Instruction:
Output every record word for word.

Provided data:
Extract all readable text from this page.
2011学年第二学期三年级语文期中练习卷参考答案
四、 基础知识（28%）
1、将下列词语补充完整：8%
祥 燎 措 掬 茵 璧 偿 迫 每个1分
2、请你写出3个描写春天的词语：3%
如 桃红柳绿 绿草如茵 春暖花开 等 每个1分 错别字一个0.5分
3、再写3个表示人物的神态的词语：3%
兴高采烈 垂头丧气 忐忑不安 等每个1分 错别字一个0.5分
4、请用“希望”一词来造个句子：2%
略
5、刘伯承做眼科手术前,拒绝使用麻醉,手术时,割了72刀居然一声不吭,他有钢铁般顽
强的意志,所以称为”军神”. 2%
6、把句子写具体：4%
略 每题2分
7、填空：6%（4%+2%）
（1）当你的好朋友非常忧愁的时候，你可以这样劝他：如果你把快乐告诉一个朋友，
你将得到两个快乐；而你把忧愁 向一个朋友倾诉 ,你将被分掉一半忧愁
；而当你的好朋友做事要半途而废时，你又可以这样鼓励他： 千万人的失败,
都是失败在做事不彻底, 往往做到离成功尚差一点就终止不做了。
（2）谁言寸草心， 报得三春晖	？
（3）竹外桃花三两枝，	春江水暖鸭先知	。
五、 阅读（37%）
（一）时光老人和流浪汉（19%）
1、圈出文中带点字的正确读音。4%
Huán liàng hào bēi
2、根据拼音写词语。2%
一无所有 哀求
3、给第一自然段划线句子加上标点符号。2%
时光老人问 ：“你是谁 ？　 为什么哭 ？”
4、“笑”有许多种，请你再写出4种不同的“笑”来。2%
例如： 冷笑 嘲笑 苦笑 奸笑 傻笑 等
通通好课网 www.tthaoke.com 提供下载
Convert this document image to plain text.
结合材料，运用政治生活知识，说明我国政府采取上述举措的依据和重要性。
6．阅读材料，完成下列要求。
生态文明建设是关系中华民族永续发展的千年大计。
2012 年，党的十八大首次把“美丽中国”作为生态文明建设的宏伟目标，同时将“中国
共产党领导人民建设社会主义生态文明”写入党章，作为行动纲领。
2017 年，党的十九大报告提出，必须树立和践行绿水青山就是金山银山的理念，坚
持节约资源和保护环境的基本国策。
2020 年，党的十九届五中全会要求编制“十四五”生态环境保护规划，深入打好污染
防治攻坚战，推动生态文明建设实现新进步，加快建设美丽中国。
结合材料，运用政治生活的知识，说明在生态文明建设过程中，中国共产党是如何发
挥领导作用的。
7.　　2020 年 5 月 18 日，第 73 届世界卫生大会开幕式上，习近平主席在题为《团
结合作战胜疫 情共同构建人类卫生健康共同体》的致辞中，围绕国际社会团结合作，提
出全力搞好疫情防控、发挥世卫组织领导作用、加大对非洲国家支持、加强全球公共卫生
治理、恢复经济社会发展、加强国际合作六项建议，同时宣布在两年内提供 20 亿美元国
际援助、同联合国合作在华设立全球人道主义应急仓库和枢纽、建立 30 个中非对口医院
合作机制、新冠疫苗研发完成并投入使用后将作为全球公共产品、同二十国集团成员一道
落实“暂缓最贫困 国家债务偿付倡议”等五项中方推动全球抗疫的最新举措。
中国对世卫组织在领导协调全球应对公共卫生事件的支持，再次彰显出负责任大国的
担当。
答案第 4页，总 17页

Reply:
Extract all readable text from this page.
2011学年第二学期三年级语文期中练习卷参考答案
四、 基础知识（28%）
1、将下列词语补充完整：8%
祥 燎 措 掬 茵 璧 偿 迫 每个1分
2、请你写出3个描写春天的词语：3%
如 桃红柳绿 绿草如茵 春暖花开 等 每个1分 错别字一个0.5分
3、再写3个表示人物的神态的词语：3%
兴高采烈 垂头丧气 忐忑不安 等每个1分 错别字一个0.5分
4、请用“希望”一词来造个句子：2%
略
5、刘伯承做眼科手术前,拒绝使用麻醉,手术时,割了72刀居然一声不吭,他有钢铁般顽
强的意志,所以称为”军神”. 2%
6、把句子写具体：4%
略 每题2分
7、填空：6%（4%+2%）
（1）当你的好朋友非常忧愁的时候，你可以这样劝他：如果你把快乐告诉一个朋友，
你将得到两个快乐；而你把忧愁 向一个朋友倾诉 ,你将被分掉一半忧愁
；而当你的好朋友做事要半途而废时，你又可以这样鼓励他： 千万人的失败,
都是失败在做事不彻底, 往往做到离成功尚差一点就终止不做了。
（2）谁言寸草心， 报得三春晖	？
（3）竹外桃花三两枝，	春江水暖鸭先知	。
五、 阅读（37%）
（一）时光老人和流浪汉（19%）
1、圈出文中带点字的正确读音。4%
Huán liàng hào bēi
2、根据拼音写词语。2%
一无所有 哀求
3、给第一自然段划线句子加上标点符号。2%
时光老人问 ：“你是谁 ？　 为什么哭 ？”
4、“笑”有许多种，请你再写出4种不同的“笑”来。2%
例如： 冷笑 嘲笑 苦笑 奸笑 傻笑 等
通通好课网 www.tthaoke.com 提供下载
Convert this document image to plain text.
结合材料，运用政治生活知识，说明我国政府采取上述举措的依据和重要性。
6．阅读材料，完成下列要求。
生态文明建设是关系中华民族永续发展的千年大计。
2012 年，党的十八大首次把“美丽中国”作为生态文明建设的宏伟目标，同时将“中国
共产党领导人民建设社会主义生态文明”写入党章，作为行动纲领。
2017 年，党的十九大报告提出，必须树立和践行绿水青山就是金山银山的理念，坚
持节约资源和保护环境的基本国策。
2020 年，党的十九届五中全会要求编制“十四五”生态环境保护规划，深入打好污染
防治攻坚战，推动生态文明建设实现新进步，加快建设美丽中国。
结合材料，运用政治生活的知识，说明在生态文明建设过程中，中国共产党是如何发
挥领导作用的。
7.　　2020 年 5 月 18 日，第 73 届世界卫生大会开幕式上，习近平主席在题为《团
结合作战胜疫 情共同构建人类卫生健康共同体》的致辞中，围绕国际社会团结合作，提
出全力搞好疫情防控、发挥世卫组织领导作用、加大对非洲国家支持、加强全球公共卫生
治理、恢复经济社会发展、加强国际合作六项建议，同时宣布在两年内提供 20 亿美元国
际援助、同联合国合作在华设立全球人道主义应急仓库和枢纽、建立 30 个中非对口医院
合作机制、新冠疫苗研发完成并投入使用后将作为全球公共产品、同二十国集团成员一道
落实“暂缓最贫困 国家债务偿付倡议”等五项中方推动全球抗疫的最新举措。
中国对世卫组织在领导协调全球应对公共卫生事件的支持，再次彰显出负责任大国的
担当。
答案第 4页，总 17页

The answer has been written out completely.